## Supplied information
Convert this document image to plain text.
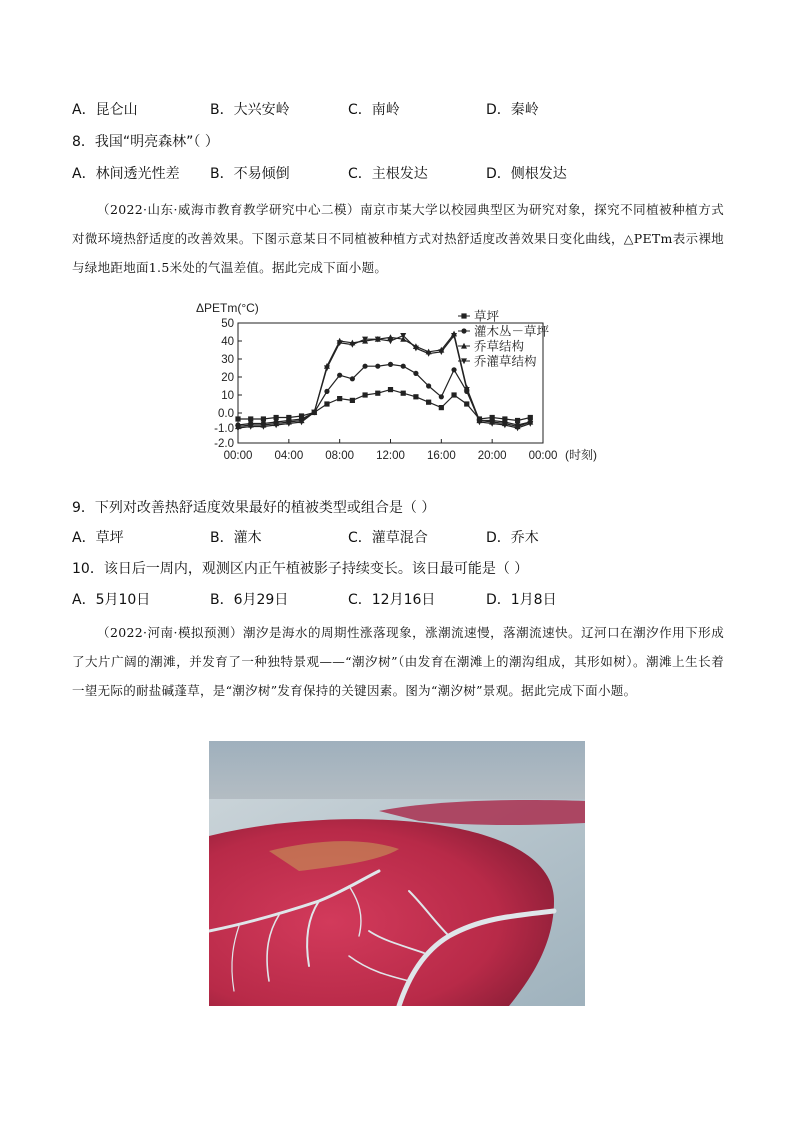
A．昆仑山	B．大兴安岭	C．南岭	D．秦岭
8．我国“明亮森林”（ ）
A．林间透光性差 B．不易倾倒	C．主根发达	D．侧根发达

（2022·山东·威海市教育教学研究中心二模）南京市某大学以校园典型区为研究对象，探究不同植被种植方式对微环境热舒适度的改善效果。下图示意某日不同植被种植方式对热舒适度改善效果日变化曲线，△PETm表示裸地与绿地距地面1.5米处的气温差值。据此完成下面小题。

50
40
30
20
10
0.0
-1.0
-2.0
00:00 04:00 08:00 12:00 16:00 20:00 00:00
ΔPETm(°C)
(时刻)
草坪
灌木丛－草坪
乔草结构
乔灌草结构
9．下列对改善热舒适度效果最好的植被类型或组合是（ ）
A．草坪	B．灌木	C．灌草混合	D．乔木
10．该日后一周内，观测区内正午植被影子持续变长。该日最可能是（ ）
A．5月10日	B．6月29日	C．12月16日	D．1月8日

（2022·河南·模拟预测）潮汐是海水的周期性涨落现象，涨潮流速慢，落潮流速快。辽河口在潮汐作用下形成了大片广阔的潮滩，并发育了一种独特景观——“潮汐树”（由发育在潮滩上的潮沟组成，其形如树）。潮滩上生长着一望无际的耐盐碱蓬草，是“潮汐树”发育保持的关键因素。图为“潮汐树”景观。据此完成下面小题。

## The exercise
Repeat all of the entries word for word, but omit the pictures.

## Exercise output
Convert this document image to plain text.
A．昆仑山	B．大兴安岭	C．南岭	D．秦岭
8．我国“明亮森林”（ ）
A．林间透光性差 B．不易倾倒	C．主根发达	D．侧根发达

（2022·山东·威海市教育教学研究中心二模）南京市某大学以校园典型区为研究对象，探究不同植被种植方式对微环境热舒适度的改善效果。下图示意某日不同植被种植方式对热舒适度改善效果日变化曲线，△PETm表示裸地与绿地距地面1.5米处的气温差值。据此完成下面小题。

50
40
30
20
10
0.0
-1.0
-2.0
00:00 04:00 08:00 12:00 16:00 20:00 00:00
ΔPETm(°C)
(时刻)
草坪
灌木丛－草坪
乔草结构
乔灌草结构
9．下列对改善热舒适度效果最好的植被类型或组合是（ ）
A．草坪	B．灌木	C．灌草混合	D．乔木
10．该日后一周内，观测区内正午植被影子持续变长。该日最可能是（ ）
A．5月10日	B．6月29日	C．12月16日	D．1月8日

（2022·河南·模拟预测）潮汐是海水的周期性涨落现象，涨潮流速慢，落潮流速快。辽河口在潮汐作用下形成了大片广阔的潮滩，并发育了一种独特景观——“潮汐树”（由发育在潮滩上的潮沟组成，其形如树）。潮滩上生长着一望无际的耐盐碱蓬草，是“潮汐树”发育保持的关键因素。图为“潮汐树”景观。据此完成下面小题。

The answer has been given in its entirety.